What this task involves: Output each entry exactly; skip nothing.

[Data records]
+++

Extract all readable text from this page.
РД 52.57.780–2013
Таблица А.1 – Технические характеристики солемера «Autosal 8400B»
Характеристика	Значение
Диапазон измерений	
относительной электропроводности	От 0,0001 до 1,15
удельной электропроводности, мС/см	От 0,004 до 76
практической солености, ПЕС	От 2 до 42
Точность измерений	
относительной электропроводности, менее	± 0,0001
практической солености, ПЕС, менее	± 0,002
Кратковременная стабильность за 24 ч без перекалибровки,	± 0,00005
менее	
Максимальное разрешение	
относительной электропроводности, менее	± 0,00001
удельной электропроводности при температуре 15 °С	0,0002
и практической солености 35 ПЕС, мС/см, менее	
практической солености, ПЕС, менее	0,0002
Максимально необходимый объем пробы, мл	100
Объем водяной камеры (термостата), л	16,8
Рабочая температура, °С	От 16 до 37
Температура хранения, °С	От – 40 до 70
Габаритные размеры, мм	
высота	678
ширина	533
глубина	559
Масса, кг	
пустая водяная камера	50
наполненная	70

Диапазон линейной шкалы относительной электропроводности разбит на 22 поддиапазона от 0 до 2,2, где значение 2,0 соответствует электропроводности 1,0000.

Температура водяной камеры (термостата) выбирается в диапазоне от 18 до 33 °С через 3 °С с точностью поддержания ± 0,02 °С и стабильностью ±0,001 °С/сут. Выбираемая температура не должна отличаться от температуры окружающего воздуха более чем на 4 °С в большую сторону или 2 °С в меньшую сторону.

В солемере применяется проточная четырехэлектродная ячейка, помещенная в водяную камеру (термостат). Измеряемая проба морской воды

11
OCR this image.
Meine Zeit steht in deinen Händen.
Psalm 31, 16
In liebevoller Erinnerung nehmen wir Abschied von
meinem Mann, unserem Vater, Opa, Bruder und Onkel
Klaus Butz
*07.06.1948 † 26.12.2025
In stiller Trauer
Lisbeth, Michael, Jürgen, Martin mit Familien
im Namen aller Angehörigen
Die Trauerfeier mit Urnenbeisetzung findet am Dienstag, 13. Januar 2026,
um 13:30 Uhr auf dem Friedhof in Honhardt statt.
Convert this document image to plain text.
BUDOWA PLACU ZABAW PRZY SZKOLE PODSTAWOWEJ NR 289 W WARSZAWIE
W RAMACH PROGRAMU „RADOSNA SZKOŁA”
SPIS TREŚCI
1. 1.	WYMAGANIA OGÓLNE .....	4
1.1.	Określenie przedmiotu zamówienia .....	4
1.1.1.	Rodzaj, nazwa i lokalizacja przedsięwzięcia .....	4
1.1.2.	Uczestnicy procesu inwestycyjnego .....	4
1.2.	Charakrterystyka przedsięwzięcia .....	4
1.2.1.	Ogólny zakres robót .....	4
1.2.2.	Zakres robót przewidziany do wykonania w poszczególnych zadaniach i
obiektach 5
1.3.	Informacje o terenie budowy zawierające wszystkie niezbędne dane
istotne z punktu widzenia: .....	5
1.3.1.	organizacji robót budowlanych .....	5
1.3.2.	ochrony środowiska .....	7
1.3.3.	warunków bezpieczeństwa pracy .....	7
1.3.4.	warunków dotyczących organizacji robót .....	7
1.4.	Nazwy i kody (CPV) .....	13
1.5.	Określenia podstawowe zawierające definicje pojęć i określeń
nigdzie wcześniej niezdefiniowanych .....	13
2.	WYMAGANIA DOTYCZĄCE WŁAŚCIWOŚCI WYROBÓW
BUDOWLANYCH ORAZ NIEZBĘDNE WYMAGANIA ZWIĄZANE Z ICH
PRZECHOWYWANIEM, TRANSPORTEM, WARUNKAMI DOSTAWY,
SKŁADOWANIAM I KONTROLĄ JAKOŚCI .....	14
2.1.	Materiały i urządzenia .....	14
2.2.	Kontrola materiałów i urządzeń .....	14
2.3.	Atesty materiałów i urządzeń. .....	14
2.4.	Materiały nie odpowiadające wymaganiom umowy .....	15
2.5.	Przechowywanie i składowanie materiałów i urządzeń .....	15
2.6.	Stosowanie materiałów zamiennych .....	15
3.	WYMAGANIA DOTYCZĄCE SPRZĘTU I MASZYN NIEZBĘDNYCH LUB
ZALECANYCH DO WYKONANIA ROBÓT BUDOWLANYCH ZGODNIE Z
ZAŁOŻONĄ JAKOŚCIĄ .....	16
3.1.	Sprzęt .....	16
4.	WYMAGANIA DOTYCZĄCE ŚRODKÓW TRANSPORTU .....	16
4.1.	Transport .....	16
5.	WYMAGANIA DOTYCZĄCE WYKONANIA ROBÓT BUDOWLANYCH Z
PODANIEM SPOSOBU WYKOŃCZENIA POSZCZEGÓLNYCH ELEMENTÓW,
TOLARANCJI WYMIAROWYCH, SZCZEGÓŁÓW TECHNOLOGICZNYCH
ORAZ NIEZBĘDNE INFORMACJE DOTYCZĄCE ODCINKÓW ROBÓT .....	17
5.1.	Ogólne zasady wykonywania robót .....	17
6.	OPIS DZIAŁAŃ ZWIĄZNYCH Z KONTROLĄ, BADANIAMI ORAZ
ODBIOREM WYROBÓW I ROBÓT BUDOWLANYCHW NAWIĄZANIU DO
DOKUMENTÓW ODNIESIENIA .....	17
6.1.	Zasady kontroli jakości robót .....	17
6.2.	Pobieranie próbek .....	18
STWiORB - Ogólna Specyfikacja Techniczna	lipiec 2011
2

+++

Exercise result:
Extract all readable text from this page.
РД 52.57.780–2013
Таблица А.1 – Технические характеристики солемера «Autosal 8400B»
Характеристика	Значение
Диапазон измерений	
относительной электропроводности	От 0,0001 до 1,15
удельной электропроводности, мС/см	От 0,004 до 76
практической солености, ПЕС	От 2 до 42
Точность измерений	
относительной электропроводности, менее	± 0,0001
практической солености, ПЕС, менее	± 0,002
Кратковременная стабильность за 24 ч без перекалибровки,	± 0,00005
менее	
Максимальное разрешение	
относительной электропроводности, менее	± 0,00001
удельной электропроводности при температуре 15 °С	0,0002
и практической солености 35 ПЕС, мС/см, менее	
практической солености, ПЕС, менее	0,0002
Максимально необходимый объем пробы, мл	100
Объем водяной камеры (термостата), л	16,8
Рабочая температура, °С	От 16 до 37
Температура хранения, °С	От – 40 до 70
Габаритные размеры, мм	
высота	678
ширина	533
глубина	559
Масса, кг	
пустая водяная камера	50
наполненная	70

Диапазон линейной шкалы относительной электропроводности разбит на 22 поддиапазона от 0 до 2,2, где значение 2,0 соответствует электропроводности 1,0000.

Температура водяной камеры (термостата) выбирается в диапазоне от 18 до 33 °С через 3 °С с точностью поддержания ± 0,02 °С и стабильностью ±0,001 °С/сут. Выбираемая температура не должна отличаться от температуры окружающего воздуха более чем на 4 °С в большую сторону или 2 °С в меньшую сторону.

В солемере применяется проточная четырехэлектродная ячейка, помещенная в водяную камеру (термостат). Измеряемая проба морской воды

11
OCR this image.
Meine Zeit steht in deinen Händen.
Psalm 31, 16
In liebevoller Erinnerung nehmen wir Abschied von
meinem Mann, unserem Vater, Opa, Bruder und Onkel
Klaus Butz
*07.06.1948 † 26.12.2025
In stiller Trauer
Lisbeth, Michael, Jürgen, Martin mit Familien
im Namen aller Angehörigen
Die Trauerfeier mit Urnenbeisetzung findet am Dienstag, 13. Januar 2026,
um 13:30 Uhr auf dem Friedhof in Honhardt statt.
Convert this document image to plain text.
BUDOWA PLACU ZABAW PRZY SZKOLE PODSTAWOWEJ NR 289 W WARSZAWIE
W RAMACH PROGRAMU „RADOSNA SZKOŁA”
SPIS TREŚCI
1. 1.	WYMAGANIA OGÓLNE .....	4
1.1.	Określenie przedmiotu zamówienia .....	4
1.1.1.	Rodzaj, nazwa i lokalizacja przedsięwzięcia .....	4
1.1.2.	Uczestnicy procesu inwestycyjnego .....	4
1.2.	Charakrterystyka przedsięwzięcia .....	4
1.2.1.	Ogólny zakres robót .....	4
1.2.2.	Zakres robót przewidziany do wykonania w poszczególnych zadaniach i
obiektach 5
1.3.	Informacje o terenie budowy zawierające wszystkie niezbędne dane
istotne z punktu widzenia: .....	5
1.3.1.	organizacji robót budowlanych .....	5
1.3.2.	ochrony środowiska .....	7
1.3.3.	warunków bezpieczeństwa pracy .....	7
1.3.4.	warunków dotyczących organizacji robót .....	7
1.4.	Nazwy i kody (CPV) .....	13
1.5.	Określenia podstawowe zawierające definicje pojęć i określeń
nigdzie wcześniej niezdefiniowanych .....	13
2.	WYMAGANIA DOTYCZĄCE WŁAŚCIWOŚCI WYROBÓW
BUDOWLANYCH ORAZ NIEZBĘDNE WYMAGANIA ZWIĄZANE Z ICH
PRZECHOWYWANIEM, TRANSPORTEM, WARUNKAMI DOSTAWY,
SKŁADOWANIAM I KONTROLĄ JAKOŚCI .....	14
2.1.	Materiały i urządzenia .....	14
2.2.	Kontrola materiałów i urządzeń .....	14
2.3.	Atesty materiałów i urządzeń. .....	14
2.4.	Materiały nie odpowiadające wymaganiom umowy .....	15
2.5.	Przechowywanie i składowanie materiałów i urządzeń .....	15
2.6.	Stosowanie materiałów zamiennych .....	15
3.	WYMAGANIA DOTYCZĄCE SPRZĘTU I MASZYN NIEZBĘDNYCH LUB
ZALECANYCH DO WYKONANIA ROBÓT BUDOWLANYCH ZGODNIE Z
ZAŁOŻONĄ JAKOŚCIĄ .....	16
3.1.	Sprzęt .....	16
4.	WYMAGANIA DOTYCZĄCE ŚRODKÓW TRANSPORTU .....	16
4.1.	Transport .....	16
5.	WYMAGANIA DOTYCZĄCE WYKONANIA ROBÓT BUDOWLANYCH Z
PODANIEM SPOSOBU WYKOŃCZENIA POSZCZEGÓLNYCH ELEMENTÓW,
TOLARANCJI WYMIAROWYCH, SZCZEGÓŁÓW TECHNOLOGICZNYCH
ORAZ NIEZBĘDNE INFORMACJE DOTYCZĄCE ODCINKÓW ROBÓT .....	17
5.1.	Ogólne zasady wykonywania robót .....	17
6.	OPIS DZIAŁAŃ ZWIĄZNYCH Z KONTROLĄ, BADANIAMI ORAZ
ODBIOREM WYROBÓW I ROBÓT BUDOWLANYCHW NAWIĄZANIU DO
DOKUMENTÓW ODNIESIENIA .....	17
6.1.	Zasady kontroli jakości robót .....	17
6.2.	Pobieranie próbek .....	18
STWiORB - Ogólna Specyfikacja Techniczna	lipiec 2011
2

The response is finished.